» Short task: Would it be possible to write out each entry below exactly, without the pictures?

--------

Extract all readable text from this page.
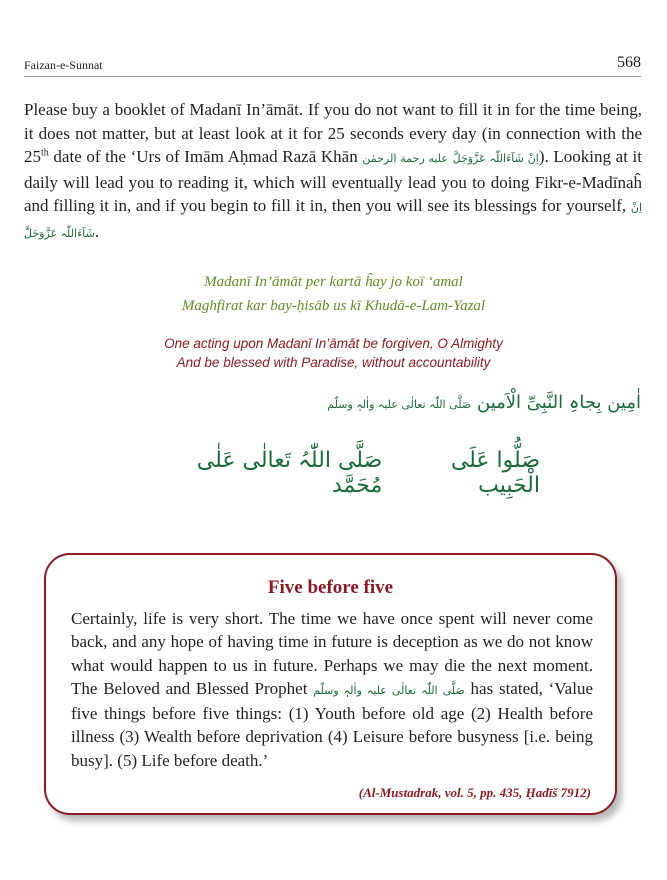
Faizan-e-Sunnat	568
Please buy a booklet of Madanī In’āmāt. If you do not want to fill it in for the time being, it does not matter, but at least look at it for 25 seconds every day (in connection with the 25th date of the ‘Urs of Imām Aḥmad Razā Khān عليه رحمة الرحمٰن اِنْ شَآءَاللّٰہ عَزَّوَجَلَّ). Looking at it daily will lead you to reading it, which will eventually lead you to doing Fikr-e-Madīnaĥ and filling it in, and if you begin to fill it in, then you will see its blessings for yourself, اِنْ شَآءَاللّٰہ عَزَّوَجَلَّ.
Madanī In’āmāt per kartā ĥay jo koī ‘amal
Maghfirat kar bay-ḥisāb us kī Khudā-e-Lam-Yazal
One acting upon Madanī In’āmāt be forgiven, O Almighty
And be blessed with Paradise, without accountability
اٰمِین بِجاہِ النَّبِیِّ الْاَمین صَلَّی اللّٰہ تعالٰی علیہ واٰلہٖ وسلّم
صَلُّوا عَلَی الْحَبِیب
صَلَّی اللّٰہُ تَعالٰی عَلٰی مُحَمَّد
Five before five
Certainly, life is very short. The time we have once spent will never come back, and any hope of having time in future is deception as we do not know what would happen to us in future. Perhaps we may die the next moment. The Beloved and Blessed Prophet صَلَّی اللّٰہ تعالٰی علیہ واٰلہٖ وسلّم has stated, ‘Value five things before five things: (1) Youth before old age (2) Health before illness (3) Wealth before deprivation (4) Leisure before busyness [i.e. being busy]. (5) Life before death.’
(Al-Mustadrak, vol. 5, pp. 435, Ḥadīš 7912)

--------

» Written answer:
Extract all readable text from this page.
Faizan-e-Sunnat	568
Please buy a booklet of Madanī In’āmāt. If you do not want to fill it in for the time being, it does not matter, but at least look at it for 25 seconds every day (in connection with the 25th date of the ‘Urs of Imām Aḥmad Razā Khān عليه رحمة الرحمٰن اِنْ شَآءَاللّٰہ عَزَّوَجَلَّ). Looking at it daily will lead you to reading it, which will eventually lead you to doing Fikr-e-Madīnaĥ and filling it in, and if you begin to fill it in, then you will see its blessings for yourself, اِنْ شَآءَاللّٰہ عَزَّوَجَلَّ.
Madanī In’āmāt per kartā ĥay jo koī ‘amal
Maghfirat kar bay-ḥisāb us kī Khudā-e-Lam-Yazal
One acting upon Madanī In’āmāt be forgiven, O Almighty
And be blessed with Paradise, without accountability
اٰمِین بِجاہِ النَّبِیِّ الْاَمین صَلَّی اللّٰہ تعالٰی علیہ واٰلہٖ وسلّم
صَلُّوا عَلَی الْحَبِیب
صَلَّی اللّٰہُ تَعالٰی عَلٰی مُحَمَّد
Five before five
Certainly, life is very short. The time we have once spent will never come back, and any hope of having time in future is deception as we do not know what would happen to us in future. Perhaps we may die the next moment. The Beloved and Blessed Prophet صَلَّی اللّٰہ تعالٰی علیہ واٰلہٖ وسلّم has stated, ‘Value five things before five things: (1) Youth before old age (2) Health before illness (3) Wealth before deprivation (4) Leisure before busyness [i.e. being busy]. (5) Life before death.’
(Al-Mustadrak, vol. 5, pp. 435, Ḥadīš 7912)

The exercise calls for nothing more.